◆ PROBLEM DETAILS
Make an exact copy of the data below, leaving out every picture.

◆ Extracted data entries
----------

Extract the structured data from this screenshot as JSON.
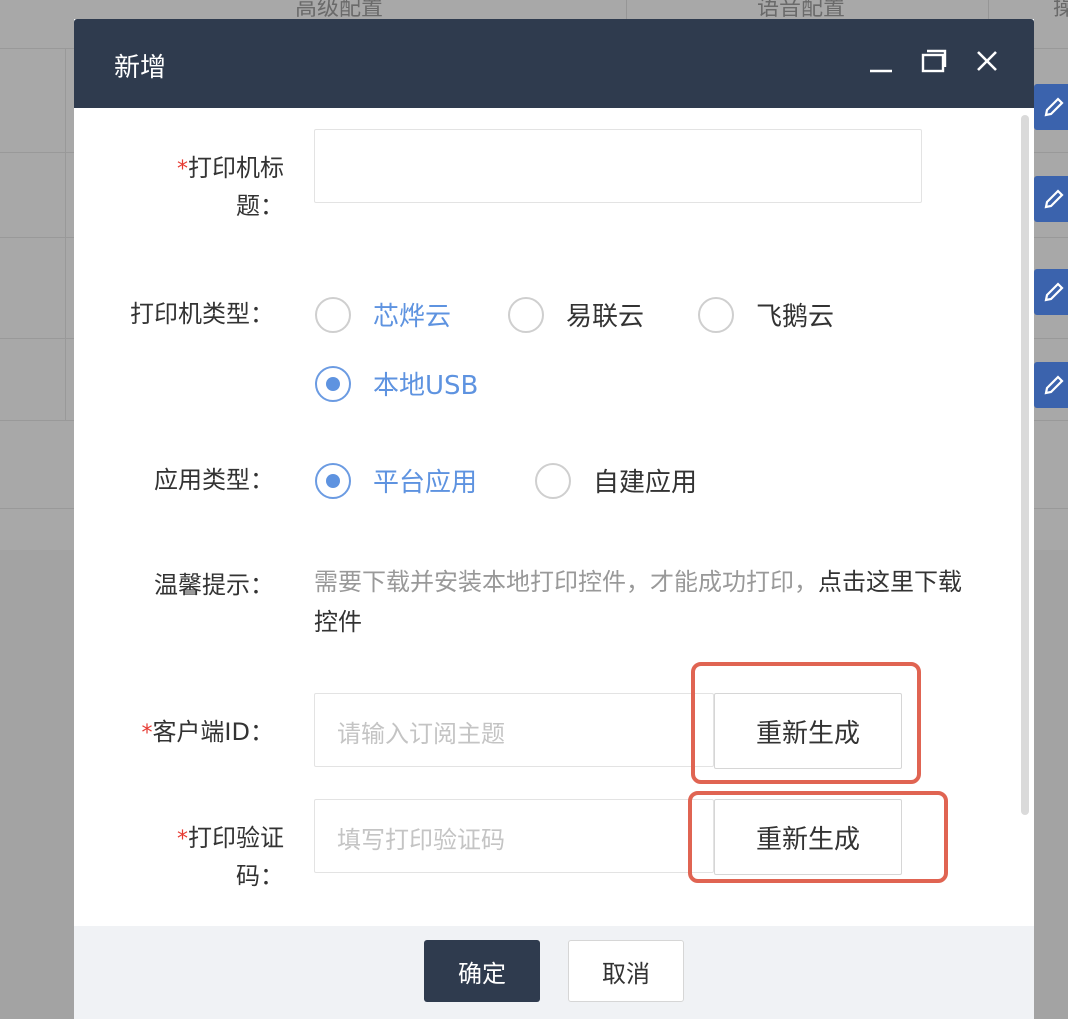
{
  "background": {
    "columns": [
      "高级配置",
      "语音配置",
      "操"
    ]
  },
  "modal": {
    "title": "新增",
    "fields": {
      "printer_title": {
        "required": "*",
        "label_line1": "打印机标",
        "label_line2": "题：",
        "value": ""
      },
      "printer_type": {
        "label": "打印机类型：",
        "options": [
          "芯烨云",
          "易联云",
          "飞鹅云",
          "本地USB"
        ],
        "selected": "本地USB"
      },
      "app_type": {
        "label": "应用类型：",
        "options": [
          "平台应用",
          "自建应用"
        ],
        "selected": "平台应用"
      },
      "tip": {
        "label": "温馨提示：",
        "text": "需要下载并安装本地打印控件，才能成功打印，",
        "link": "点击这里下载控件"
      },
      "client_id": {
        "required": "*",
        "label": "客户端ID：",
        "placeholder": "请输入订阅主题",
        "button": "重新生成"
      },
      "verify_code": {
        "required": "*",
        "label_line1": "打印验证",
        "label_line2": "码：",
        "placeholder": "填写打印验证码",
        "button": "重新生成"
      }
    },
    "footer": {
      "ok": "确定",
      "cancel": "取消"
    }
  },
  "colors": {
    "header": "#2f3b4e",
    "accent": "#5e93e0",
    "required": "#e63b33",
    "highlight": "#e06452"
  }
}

----------

◆ FULL OUTPUT
Extract the structured data from this screenshot as JSON.
{
  "background": {
    "columns": [
      "高级配置",
      "语音配置",
      "操"
    ]
  },
  "modal": {
    "title": "新增",
    "fields": {
      "printer_title": {
        "required": "*",
        "label_line1": "打印机标",
        "label_line2": "题：",
        "value": ""
      },
      "printer_type": {
        "label": "打印机类型：",
        "options": [
          "芯烨云",
          "易联云",
          "飞鹅云",
          "本地USB"
        ],
        "selected": "本地USB"
      },
      "app_type": {
        "label": "应用类型：",
        "options": [
          "平台应用",
          "自建应用"
        ],
        "selected": "平台应用"
      },
      "tip": {
        "label": "温馨提示：",
        "text": "需要下载并安装本地打印控件，才能成功打印，",
        "link": "点击这里下载控件"
      },
      "client_id": {
        "required": "*",
        "label": "客户端ID：",
        "placeholder": "请输入订阅主题",
        "button": "重新生成"
      },
      "verify_code": {
        "required": "*",
        "label_line1": "打印验证",
        "label_line2": "码：",
        "placeholder": "填写打印验证码",
        "button": "重新生成"
      }
    },
    "footer": {
      "ok": "确定",
      "cancel": "取消"
    }
  },
  "colors": {
    "header": "#2f3b4e",
    "accent": "#5e93e0",
    "required": "#e63b33",
    "highlight": "#e06452"
  }
}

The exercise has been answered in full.